**What you should do**
Copy out the entire passage below on bCNC and Smoothieware milling issues word for word.

[Start Text passage]

Web-based CAM tools also rely on a small bridge for the link between the browser and the controlling board. It adds one too many software layer for me to feel safe: for reliable work, I like to reduce the stuff that gets in my (tool)path. But they are pretty, and LaserWeb was proven more than once to work very well with laser cutters and at high speed (with some initial issues with... Smoothieware!)

bCNC is a really nice piece of software to prepare, control
and feed g-code to a CNC mill, e.g. for PCB milling.
It even runs on a Raspberry Pi!

Eventually, I settled on a very nice CAM software named bCNC.

It is written in Python and it is small, well written, and very readable (read: hackable a lot!). The interface makes sense and it does not require megabytes of javascript and a huge browser to run either (as such, it will run fine on a Raspberry Pi for example).

It really has many and nice features, including options that are not always present like leveling, i.e. probing at multiple points to interpolate and compensate the surface to mill (many 3D printer controllers have this also).

bCNC is a really good choice, and even Smoothieware promote it. But let us see the issues now...

Unexpected issues with Smoothieware for milling

OK, the hardware is fine. And the software is installed and running.

Smoothieware configuration file has a promising "grbl_mode true" switch. To be honest, I am not completely sure what it does or does not. All the CAM "feeding" tools I tried (gcode senders) had specific issues with the board even with this mode. I read it was related to syntax and feedback information from the board to the controlling software, but it falls short in my opinion. Update: it might well better be called "CNC mode", as in the word of one of the author! This would explain that.

So here are the main issues I need to solve to get me running at least as well as before with LinuxCNC.

1a) Smoothieware has no "feed hold" M0 command? I cannot believe it!

[End Text passage]
[Start Information given]

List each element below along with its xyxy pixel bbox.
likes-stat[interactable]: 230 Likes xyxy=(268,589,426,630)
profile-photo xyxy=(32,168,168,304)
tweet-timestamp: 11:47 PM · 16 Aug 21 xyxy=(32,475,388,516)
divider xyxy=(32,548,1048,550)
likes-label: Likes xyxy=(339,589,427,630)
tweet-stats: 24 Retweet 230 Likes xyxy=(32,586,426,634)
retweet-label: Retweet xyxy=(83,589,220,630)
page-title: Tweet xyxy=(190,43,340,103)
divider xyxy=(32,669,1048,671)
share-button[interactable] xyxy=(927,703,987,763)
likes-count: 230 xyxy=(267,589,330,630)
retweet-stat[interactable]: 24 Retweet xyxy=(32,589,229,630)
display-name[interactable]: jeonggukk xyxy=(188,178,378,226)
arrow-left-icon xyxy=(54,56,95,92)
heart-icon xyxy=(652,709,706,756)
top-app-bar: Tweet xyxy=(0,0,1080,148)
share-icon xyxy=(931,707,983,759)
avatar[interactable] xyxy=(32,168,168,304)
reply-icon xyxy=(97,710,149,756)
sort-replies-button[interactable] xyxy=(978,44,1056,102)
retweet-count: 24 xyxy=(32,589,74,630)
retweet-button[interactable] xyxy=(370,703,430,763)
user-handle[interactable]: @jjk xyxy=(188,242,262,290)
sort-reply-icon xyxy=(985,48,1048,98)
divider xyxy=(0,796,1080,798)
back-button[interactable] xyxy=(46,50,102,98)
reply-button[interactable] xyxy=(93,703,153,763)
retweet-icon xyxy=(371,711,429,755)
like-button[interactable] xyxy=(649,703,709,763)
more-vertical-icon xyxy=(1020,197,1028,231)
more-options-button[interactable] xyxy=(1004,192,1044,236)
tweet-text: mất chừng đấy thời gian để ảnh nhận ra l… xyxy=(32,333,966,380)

[End Information given]

**In response**
Web-based CAM tools also rely on a small bridge for the link between the browser and the controlling board. It adds one too many software layer for me to feel safe: for reliable work, I like to reduce the stuff that gets in my (tool)path. But they are pretty, and LaserWeb was proven more than once to work very well with laser cutters and at high speed (with some initial issues with... Smoothieware!)

bCNC is a really nice piece of software to prepare, control
and feed g-code to a CNC mill, e.g. for PCB milling.
It even runs on a Raspberry Pi!

Eventually, I settled on a very nice CAM software named bCNC.

It is written in Python and it is small, well written, and very readable (read: hackable a lot!). The interface makes sense and it does not require megabytes of javascript and a huge browser to run either (as such, it will run fine on a Raspberry Pi for example).

It really has many and nice features, including options that are not always present like leveling, i.e. probing at multiple points to interpolate and compensate the surface to mill (many 3D printer controllers have this also).

bCNC is a really good choice, and even Smoothieware promote it. But let us see the issues now...

Unexpected issues with Smoothieware for milling

OK, the hardware is fine. And the software is installed and running.

Smoothieware configuration file has a promising "grbl_mode true" switch. To be honest, I am not completely sure what it does or does not. All the CAM "feeding" tools I tried (gcode senders) had specific issues with the board even with this mode. I read it was related to syntax and feedback information from the board to the controlling software, but it falls short in my opinion. Update: it might well better be called "CNC mode", as in the word of one of the author! This would explain that.

So here are the main issues I need to solve to get me running at least as well as before with LinuxCNC.

1a) Smoothieware has no "feed hold" M0 command? I cannot believe it!